Reproduce the listing below line for line, keeping every character unchanged.

* start *

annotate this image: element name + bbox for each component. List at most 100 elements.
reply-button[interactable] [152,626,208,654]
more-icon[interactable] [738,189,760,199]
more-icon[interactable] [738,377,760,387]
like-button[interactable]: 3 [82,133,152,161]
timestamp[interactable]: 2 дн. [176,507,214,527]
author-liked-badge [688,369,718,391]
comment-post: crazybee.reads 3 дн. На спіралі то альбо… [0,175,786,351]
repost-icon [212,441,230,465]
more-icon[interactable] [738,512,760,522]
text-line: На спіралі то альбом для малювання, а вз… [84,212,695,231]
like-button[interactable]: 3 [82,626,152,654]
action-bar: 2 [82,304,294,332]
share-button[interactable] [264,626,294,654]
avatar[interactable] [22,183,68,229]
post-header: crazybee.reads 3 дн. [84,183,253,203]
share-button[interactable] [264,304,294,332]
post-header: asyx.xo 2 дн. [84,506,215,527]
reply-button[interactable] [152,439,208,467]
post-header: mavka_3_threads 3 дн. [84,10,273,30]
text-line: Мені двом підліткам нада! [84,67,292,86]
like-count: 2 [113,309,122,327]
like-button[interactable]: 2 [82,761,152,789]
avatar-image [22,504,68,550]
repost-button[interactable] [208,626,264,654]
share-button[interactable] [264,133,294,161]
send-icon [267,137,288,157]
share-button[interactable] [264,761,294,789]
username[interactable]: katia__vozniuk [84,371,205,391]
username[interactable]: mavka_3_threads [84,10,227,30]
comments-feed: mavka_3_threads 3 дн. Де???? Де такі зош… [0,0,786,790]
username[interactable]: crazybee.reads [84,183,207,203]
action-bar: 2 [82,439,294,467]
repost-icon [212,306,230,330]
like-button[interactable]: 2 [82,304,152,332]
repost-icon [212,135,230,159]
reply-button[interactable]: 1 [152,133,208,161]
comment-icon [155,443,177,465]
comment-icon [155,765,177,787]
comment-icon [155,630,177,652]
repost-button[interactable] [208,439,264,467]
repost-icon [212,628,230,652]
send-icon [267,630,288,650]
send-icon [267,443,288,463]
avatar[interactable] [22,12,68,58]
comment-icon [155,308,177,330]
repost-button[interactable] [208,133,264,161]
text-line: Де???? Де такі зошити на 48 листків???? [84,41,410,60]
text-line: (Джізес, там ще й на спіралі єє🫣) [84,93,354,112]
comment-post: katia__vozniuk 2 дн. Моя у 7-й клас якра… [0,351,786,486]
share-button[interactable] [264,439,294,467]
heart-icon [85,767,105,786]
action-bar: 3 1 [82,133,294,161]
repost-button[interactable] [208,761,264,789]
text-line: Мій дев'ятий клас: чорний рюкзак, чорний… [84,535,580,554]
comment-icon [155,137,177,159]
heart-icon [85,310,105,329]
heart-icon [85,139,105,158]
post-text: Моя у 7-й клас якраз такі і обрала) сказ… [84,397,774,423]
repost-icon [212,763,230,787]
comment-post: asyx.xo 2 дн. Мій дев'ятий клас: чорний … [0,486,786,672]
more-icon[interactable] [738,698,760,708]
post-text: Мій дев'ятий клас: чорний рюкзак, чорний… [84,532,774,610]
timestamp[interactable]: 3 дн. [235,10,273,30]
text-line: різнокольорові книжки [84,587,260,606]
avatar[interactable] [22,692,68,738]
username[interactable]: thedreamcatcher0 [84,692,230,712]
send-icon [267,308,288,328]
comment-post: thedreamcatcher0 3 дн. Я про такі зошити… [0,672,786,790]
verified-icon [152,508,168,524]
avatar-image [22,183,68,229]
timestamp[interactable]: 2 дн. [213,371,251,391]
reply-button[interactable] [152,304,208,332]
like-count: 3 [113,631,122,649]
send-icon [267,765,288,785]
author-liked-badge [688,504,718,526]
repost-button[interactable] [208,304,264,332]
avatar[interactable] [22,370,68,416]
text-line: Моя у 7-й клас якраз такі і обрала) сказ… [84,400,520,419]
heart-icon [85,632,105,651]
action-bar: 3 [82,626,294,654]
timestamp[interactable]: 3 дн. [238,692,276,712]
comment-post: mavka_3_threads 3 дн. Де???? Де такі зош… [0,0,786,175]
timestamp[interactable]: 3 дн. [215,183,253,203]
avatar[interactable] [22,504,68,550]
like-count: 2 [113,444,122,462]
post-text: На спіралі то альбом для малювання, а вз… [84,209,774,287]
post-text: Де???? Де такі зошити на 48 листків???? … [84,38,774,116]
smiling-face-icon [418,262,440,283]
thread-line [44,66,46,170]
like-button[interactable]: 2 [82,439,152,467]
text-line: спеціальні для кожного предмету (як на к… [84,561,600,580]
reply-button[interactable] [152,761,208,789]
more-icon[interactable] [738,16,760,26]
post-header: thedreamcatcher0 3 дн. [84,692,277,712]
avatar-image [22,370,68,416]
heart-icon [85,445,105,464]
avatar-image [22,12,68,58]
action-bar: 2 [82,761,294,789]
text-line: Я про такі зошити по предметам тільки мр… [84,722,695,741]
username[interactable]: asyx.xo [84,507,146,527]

* end *

§ **THE RESULT**
annotate this image: element name + bbox for each component. List at most 100 elements.
reply-button[interactable] [152,626,208,654]
more-icon[interactable] [738,189,760,199]
more-icon[interactable] [738,377,760,387]
like-button[interactable]: 3 [82,133,152,161]
timestamp[interactable]: 2 дн. [176,507,214,527]
author-liked-badge [688,369,718,391]
comment-post: crazybee.reads 3 дн. На спіралі то альбо… [0,175,786,351]
repost-icon [212,441,230,465]
more-icon[interactable] [738,512,760,522]
text-line: На спіралі то альбом для малювання, а вз… [84,212,695,231]
like-button[interactable]: 3 [82,626,152,654]
action-bar: 2 [82,304,294,332]
share-button[interactable] [264,626,294,654]
avatar[interactable] [22,183,68,229]
post-header: crazybee.reads 3 дн. [84,183,253,203]
share-button[interactable] [264,304,294,332]
post-header: asyx.xo 2 дн. [84,506,215,527]
reply-button[interactable] [152,439,208,467]
post-header: mavka_3_threads 3 дн. [84,10,273,30]
text-line: Мені двом підліткам нада! [84,67,292,86]
like-count: 2 [113,309,122,327]
like-button[interactable]: 2 [82,761,152,789]
avatar-image [22,504,68,550]
repost-button[interactable] [208,626,264,654]
share-button[interactable] [264,133,294,161]
send-icon [267,137,288,157]
share-button[interactable] [264,761,294,789]
username[interactable]: katia__vozniuk [84,371,205,391]
username[interactable]: mavka_3_threads [84,10,227,30]
comments-feed: mavka_3_threads 3 дн. Де???? Де такі зош… [0,0,786,790]
username[interactable]: crazybee.reads [84,183,207,203]
action-bar: 2 [82,439,294,467]
repost-icon [212,306,230,330]
like-button[interactable]: 2 [82,304,152,332]
repost-icon [212,135,230,159]
reply-button[interactable]: 1 [152,133,208,161]
comment-icon [155,443,177,465]
comment-icon [155,765,177,787]
comment-icon [155,630,177,652]
repost-button[interactable] [208,439,264,467]
repost-icon [212,628,230,652]
send-icon [267,630,288,650]
send-icon [267,443,288,463]
avatar[interactable] [22,12,68,58]
comment-icon [155,308,177,330]
repost-button[interactable] [208,133,264,161]
text-line: Де???? Де такі зошити на 48 листків???? [84,41,410,60]
text-line: (Джізес, там ще й на спіралі єє🫣) [84,93,354,112]
comment-post: katia__vozniuk 2 дн. Моя у 7-й клас якра… [0,351,786,486]
share-button[interactable] [264,439,294,467]
heart-icon [85,767,105,786]
action-bar: 3 1 [82,133,294,161]
repost-button[interactable] [208,761,264,789]
text-line: Мій дев'ятий клас: чорний рюкзак, чорний… [84,535,580,554]
comment-icon [155,137,177,159]
heart-icon [85,310,105,329]
heart-icon [85,139,105,158]
post-text: Моя у 7-й клас якраз такі і обрала) сказ… [84,397,774,423]
repost-icon [212,763,230,787]
comment-post: asyx.xo 2 дн. Мій дев'ятий клас: чорний … [0,486,786,672]
more-icon[interactable] [738,698,760,708]
post-text: Мій дев'ятий клас: чорний рюкзак, чорний… [84,532,774,610]
timestamp[interactable]: 3 дн. [235,10,273,30]
text-line: різнокольорові книжки [84,587,260,606]
avatar[interactable] [22,692,68,738]
username[interactable]: thedreamcatcher0 [84,692,230,712]
send-icon [267,308,288,328]
comment-post: thedreamcatcher0 3 дн. Я про такі зошити… [0,672,786,790]
verified-icon [152,508,168,524]
avatar-image [22,183,68,229]
timestamp[interactable]: 2 дн. [213,371,251,391]
reply-button[interactable] [152,304,208,332]
like-count: 3 [113,631,122,649]
send-icon [267,765,288,785]
author-liked-badge [688,504,718,526]
repost-button[interactable] [208,304,264,332]
avatar[interactable] [22,370,68,416]
text-line: Моя у 7-й клас якраз такі і обрала) сказ… [84,400,520,419]
heart-icon [85,632,105,651]
action-bar: 3 [82,626,294,654]
timestamp[interactable]: 3 дн. [238,692,276,712]
comment-post: mavka_3_threads 3 дн. Де???? Де такі зош… [0,0,786,175]
timestamp[interactable]: 3 дн. [215,183,253,203]
avatar[interactable] [22,504,68,550]
like-count: 2 [113,444,122,462]
post-text: На спіралі то альбом для малювання, а вз… [84,209,774,287]
post-text: Де???? Де такі зошити на 48 листків???? … [84,38,774,116]
smiling-face-icon [418,262,440,283]
thread-line [44,66,46,170]
like-button[interactable]: 2 [82,439,152,467]
text-line: спеціальні для кожного предмету (як на к… [84,561,600,580]
reply-button[interactable] [152,761,208,789]
more-icon[interactable] [738,16,760,26]
post-header: thedreamcatcher0 3 дн. [84,692,277,712]
avatar-image [22,370,68,416]
heart-icon [85,445,105,464]
avatar-image [22,12,68,58]
action-bar: 2 [82,761,294,789]
text-line: Я про такі зошити по предметам тільки мр… [84,722,695,741]
username[interactable]: asyx.xo [84,507,146,527]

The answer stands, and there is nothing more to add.